* Start Input records *
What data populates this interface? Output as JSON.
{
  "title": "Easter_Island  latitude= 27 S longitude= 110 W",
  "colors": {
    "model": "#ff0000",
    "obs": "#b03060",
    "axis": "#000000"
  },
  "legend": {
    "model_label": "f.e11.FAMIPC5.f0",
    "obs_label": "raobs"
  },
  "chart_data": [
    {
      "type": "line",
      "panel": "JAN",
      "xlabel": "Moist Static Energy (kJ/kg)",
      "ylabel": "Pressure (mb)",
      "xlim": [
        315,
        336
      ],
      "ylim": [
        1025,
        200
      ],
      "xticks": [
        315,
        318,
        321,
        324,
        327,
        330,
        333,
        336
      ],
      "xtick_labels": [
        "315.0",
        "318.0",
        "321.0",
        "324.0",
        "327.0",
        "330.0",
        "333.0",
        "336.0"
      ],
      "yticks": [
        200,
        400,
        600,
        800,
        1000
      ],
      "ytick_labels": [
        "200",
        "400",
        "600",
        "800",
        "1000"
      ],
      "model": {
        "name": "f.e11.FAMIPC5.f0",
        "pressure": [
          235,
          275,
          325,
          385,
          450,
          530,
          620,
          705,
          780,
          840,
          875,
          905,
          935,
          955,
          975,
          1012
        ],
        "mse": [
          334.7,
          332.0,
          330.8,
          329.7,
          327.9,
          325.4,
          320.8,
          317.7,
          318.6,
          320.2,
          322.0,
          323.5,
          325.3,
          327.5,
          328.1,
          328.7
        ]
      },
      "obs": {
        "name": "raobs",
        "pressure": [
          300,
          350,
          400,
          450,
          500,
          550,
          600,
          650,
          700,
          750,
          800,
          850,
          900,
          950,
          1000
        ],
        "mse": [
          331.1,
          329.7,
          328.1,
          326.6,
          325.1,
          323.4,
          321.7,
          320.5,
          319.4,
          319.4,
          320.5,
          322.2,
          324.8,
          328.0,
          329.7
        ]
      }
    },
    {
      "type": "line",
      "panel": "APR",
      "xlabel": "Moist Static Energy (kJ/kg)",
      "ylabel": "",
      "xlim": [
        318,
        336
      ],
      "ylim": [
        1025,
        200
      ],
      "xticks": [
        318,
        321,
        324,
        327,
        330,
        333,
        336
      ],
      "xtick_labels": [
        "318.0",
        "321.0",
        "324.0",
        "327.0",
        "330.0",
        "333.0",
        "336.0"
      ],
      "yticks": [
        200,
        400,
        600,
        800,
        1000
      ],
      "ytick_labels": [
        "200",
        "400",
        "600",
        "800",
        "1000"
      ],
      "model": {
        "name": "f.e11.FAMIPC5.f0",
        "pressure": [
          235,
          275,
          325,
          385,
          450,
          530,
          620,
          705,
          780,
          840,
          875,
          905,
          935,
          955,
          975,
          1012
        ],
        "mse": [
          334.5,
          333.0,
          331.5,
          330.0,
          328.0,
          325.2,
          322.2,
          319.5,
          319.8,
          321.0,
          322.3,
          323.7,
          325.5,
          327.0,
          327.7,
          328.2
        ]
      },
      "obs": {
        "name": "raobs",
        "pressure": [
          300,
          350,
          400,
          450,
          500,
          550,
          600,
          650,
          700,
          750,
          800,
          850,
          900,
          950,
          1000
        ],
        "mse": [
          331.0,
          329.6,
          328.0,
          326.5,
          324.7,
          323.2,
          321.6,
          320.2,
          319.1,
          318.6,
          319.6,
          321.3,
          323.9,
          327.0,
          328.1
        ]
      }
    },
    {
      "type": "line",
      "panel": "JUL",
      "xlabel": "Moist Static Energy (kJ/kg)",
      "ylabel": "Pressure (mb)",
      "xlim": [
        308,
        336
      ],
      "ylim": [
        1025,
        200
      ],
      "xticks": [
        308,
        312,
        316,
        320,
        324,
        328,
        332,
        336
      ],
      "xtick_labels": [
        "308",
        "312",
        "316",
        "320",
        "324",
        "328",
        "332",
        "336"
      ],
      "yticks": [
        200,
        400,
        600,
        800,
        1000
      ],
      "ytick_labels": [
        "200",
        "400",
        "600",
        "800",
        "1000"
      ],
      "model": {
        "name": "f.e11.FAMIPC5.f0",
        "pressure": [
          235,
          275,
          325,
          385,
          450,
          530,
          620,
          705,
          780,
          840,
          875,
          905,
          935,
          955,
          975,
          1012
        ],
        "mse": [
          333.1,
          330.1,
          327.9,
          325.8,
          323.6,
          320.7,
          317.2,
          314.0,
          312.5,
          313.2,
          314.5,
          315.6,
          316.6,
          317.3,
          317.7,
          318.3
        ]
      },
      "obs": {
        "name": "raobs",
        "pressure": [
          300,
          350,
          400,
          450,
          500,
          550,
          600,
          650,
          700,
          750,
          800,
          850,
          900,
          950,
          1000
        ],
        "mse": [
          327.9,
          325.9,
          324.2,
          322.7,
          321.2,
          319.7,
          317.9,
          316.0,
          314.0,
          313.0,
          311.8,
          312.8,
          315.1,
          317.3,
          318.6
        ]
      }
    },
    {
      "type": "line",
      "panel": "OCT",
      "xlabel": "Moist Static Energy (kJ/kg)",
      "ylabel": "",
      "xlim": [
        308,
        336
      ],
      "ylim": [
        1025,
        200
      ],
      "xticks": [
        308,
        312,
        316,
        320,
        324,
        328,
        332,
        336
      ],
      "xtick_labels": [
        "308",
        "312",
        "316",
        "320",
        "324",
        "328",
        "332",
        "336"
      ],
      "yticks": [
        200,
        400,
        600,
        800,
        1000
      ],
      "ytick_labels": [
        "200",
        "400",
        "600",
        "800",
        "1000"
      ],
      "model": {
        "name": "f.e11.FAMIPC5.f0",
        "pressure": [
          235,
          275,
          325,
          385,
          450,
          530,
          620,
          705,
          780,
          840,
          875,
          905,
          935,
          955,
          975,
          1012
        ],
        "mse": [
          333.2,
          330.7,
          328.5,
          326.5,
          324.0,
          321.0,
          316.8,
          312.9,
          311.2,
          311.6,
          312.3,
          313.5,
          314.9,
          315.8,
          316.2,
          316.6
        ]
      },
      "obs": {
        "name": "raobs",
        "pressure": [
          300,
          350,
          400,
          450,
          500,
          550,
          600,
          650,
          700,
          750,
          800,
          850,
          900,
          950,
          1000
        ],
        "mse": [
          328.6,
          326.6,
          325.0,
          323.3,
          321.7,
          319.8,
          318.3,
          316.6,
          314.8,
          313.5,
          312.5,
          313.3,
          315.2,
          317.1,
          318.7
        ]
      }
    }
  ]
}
* End Input records *
All of the entries above need to be reproduced exactly.

What data populates this interface? Output as JSON.
{
  "title": "Easter_Island  latitude= 27 S longitude= 110 W",
  "colors": {
    "model": "#ff0000",
    "obs": "#b03060",
    "axis": "#000000"
  },
  "legend": {
    "model_label": "f.e11.FAMIPC5.f0",
    "obs_label": "raobs"
  },
  "chart_data": [
    {
      "type": "line",
      "panel": "JAN",
      "xlabel": "Moist Static Energy (kJ/kg)",
      "ylabel": "Pressure (mb)",
      "xlim": [
        315,
        336
      ],
      "ylim": [
        1025,
        200
      ],
      "xticks": [
        315,
        318,
        321,
        324,
        327,
        330,
        333,
        336
      ],
      "xtick_labels": [
        "315.0",
        "318.0",
        "321.0",
        "324.0",
        "327.0",
        "330.0",
        "333.0",
        "336.0"
      ],
      "yticks": [
        200,
        400,
        600,
        800,
        1000
      ],
      "ytick_labels": [
        "200",
        "400",
        "600",
        "800",
        "1000"
      ],
      "model": {
        "name": "f.e11.FAMIPC5.f0",
        "pressure": [
          235,
          275,
          325,
          385,
          450,
          530,
          620,
          705,
          780,
          840,
          875,
          905,
          935,
          955,
          975,
          1012
        ],
        "mse": [
          334.7,
          332.0,
          330.8,
          329.7,
          327.9,
          325.4,
          320.8,
          317.7,
          318.6,
          320.2,
          322.0,
          323.5,
          325.3,
          327.5,
          328.1,
          328.7
        ]
      },
      "obs": {
        "name": "raobs",
        "pressure": [
          300,
          350,
          400,
          450,
          500,
          550,
          600,
          650,
          700,
          750,
          800,
          850,
          900,
          950,
          1000
        ],
        "mse": [
          331.1,
          329.7,
          328.1,
          326.6,
          325.1,
          323.4,
          321.7,
          320.5,
          319.4,
          319.4,
          320.5,
          322.2,
          324.8,
          328.0,
          329.7
        ]
      }
    },
    {
      "type": "line",
      "panel": "APR",
      "xlabel": "Moist Static Energy (kJ/kg)",
      "ylabel": "",
      "xlim": [
        318,
        336
      ],
      "ylim": [
        1025,
        200
      ],
      "xticks": [
        318,
        321,
        324,
        327,
        330,
        333,
        336
      ],
      "xtick_labels": [
        "318.0",
        "321.0",
        "324.0",
        "327.0",
        "330.0",
        "333.0",
        "336.0"
      ],
      "yticks": [
        200,
        400,
        600,
        800,
        1000
      ],
      "ytick_labels": [
        "200",
        "400",
        "600",
        "800",
        "1000"
      ],
      "model": {
        "name": "f.e11.FAMIPC5.f0",
        "pressure": [
          235,
          275,
          325,
          385,
          450,
          530,
          620,
          705,
          780,
          840,
          875,
          905,
          935,
          955,
          975,
          1012
        ],
        "mse": [
          334.5,
          333.0,
          331.5,
          330.0,
          328.0,
          325.2,
          322.2,
          319.5,
          319.8,
          321.0,
          322.3,
          323.7,
          325.5,
          327.0,
          327.7,
          328.2
        ]
      },
      "obs": {
        "name": "raobs",
        "pressure": [
          300,
          350,
          400,
          450,
          500,
          550,
          600,
          650,
          700,
          750,
          800,
          850,
          900,
          950,
          1000
        ],
        "mse": [
          331.0,
          329.6,
          328.0,
          326.5,
          324.7,
          323.2,
          321.6,
          320.2,
          319.1,
          318.6,
          319.6,
          321.3,
          323.9,
          327.0,
          328.1
        ]
      }
    },
    {
      "type": "line",
      "panel": "JUL",
      "xlabel": "Moist Static Energy (kJ/kg)",
      "ylabel": "Pressure (mb)",
      "xlim": [
        308,
        336
      ],
      "ylim": [
        1025,
        200
      ],
      "xticks": [
        308,
        312,
        316,
        320,
        324,
        328,
        332,
        336
      ],
      "xtick_labels": [
        "308",
        "312",
        "316",
        "320",
        "324",
        "328",
        "332",
        "336"
      ],
      "yticks": [
        200,
        400,
        600,
        800,
        1000
      ],
      "ytick_labels": [
        "200",
        "400",
        "600",
        "800",
        "1000"
      ],
      "model": {
        "name": "f.e11.FAMIPC5.f0",
        "pressure": [
          235,
          275,
          325,
          385,
          450,
          530,
          620,
          705,
          780,
          840,
          875,
          905,
          935,
          955,
          975,
          1012
        ],
        "mse": [
          333.1,
          330.1,
          327.9,
          325.8,
          323.6,
          320.7,
          317.2,
          314.0,
          312.5,
          313.2,
          314.5,
          315.6,
          316.6,
          317.3,
          317.7,
          318.3
        ]
      },
      "obs": {
        "name": "raobs",
        "pressure": [
          300,
          350,
          400,
          450,
          500,
          550,
          600,
          650,
          700,
          750,
          800,
          850,
          900,
          950,
          1000
        ],
        "mse": [
          327.9,
          325.9,
          324.2,
          322.7,
          321.2,
          319.7,
          317.9,
          316.0,
          314.0,
          313.0,
          311.8,
          312.8,
          315.1,
          317.3,
          318.6
        ]
      }
    },
    {
      "type": "line",
      "panel": "OCT",
      "xlabel": "Moist Static Energy (kJ/kg)",
      "ylabel": "",
      "xlim": [
        308,
        336
      ],
      "ylim": [
        1025,
        200
      ],
      "xticks": [
        308,
        312,
        316,
        320,
        324,
        328,
        332,
        336
      ],
      "xtick_labels": [
        "308",
        "312",
        "316",
        "320",
        "324",
        "328",
        "332",
        "336"
      ],
      "yticks": [
        200,
        400,
        600,
        800,
        1000
      ],
      "ytick_labels": [
        "200",
        "400",
        "600",
        "800",
        "1000"
      ],
      "model": {
        "name": "f.e11.FAMIPC5.f0",
        "pressure": [
          235,
          275,
          325,
          385,
          450,
          530,
          620,
          705,
          780,
          840,
          875,
          905,
          935,
          955,
          975,
          1012
        ],
        "mse": [
          333.2,
          330.7,
          328.5,
          326.5,
          324.0,
          321.0,
          316.8,
          312.9,
          311.2,
          311.6,
          312.3,
          313.5,
          314.9,
          315.8,
          316.2,
          316.6
        ]
      },
      "obs": {
        "name": "raobs",
        "pressure": [
          300,
          350,
          400,
          450,
          500,
          550,
          600,
          650,
          700,
          750,
          800,
          850,
          900,
          950,
          1000
        ],
        "mse": [
          328.6,
          326.6,
          325.0,
          323.3,
          321.7,
          319.8,
          318.3,
          316.6,
          314.8,
          313.5,
          312.5,
          313.3,
          315.2,
          317.1,
          318.7
        ]
      }
    }
  ]
}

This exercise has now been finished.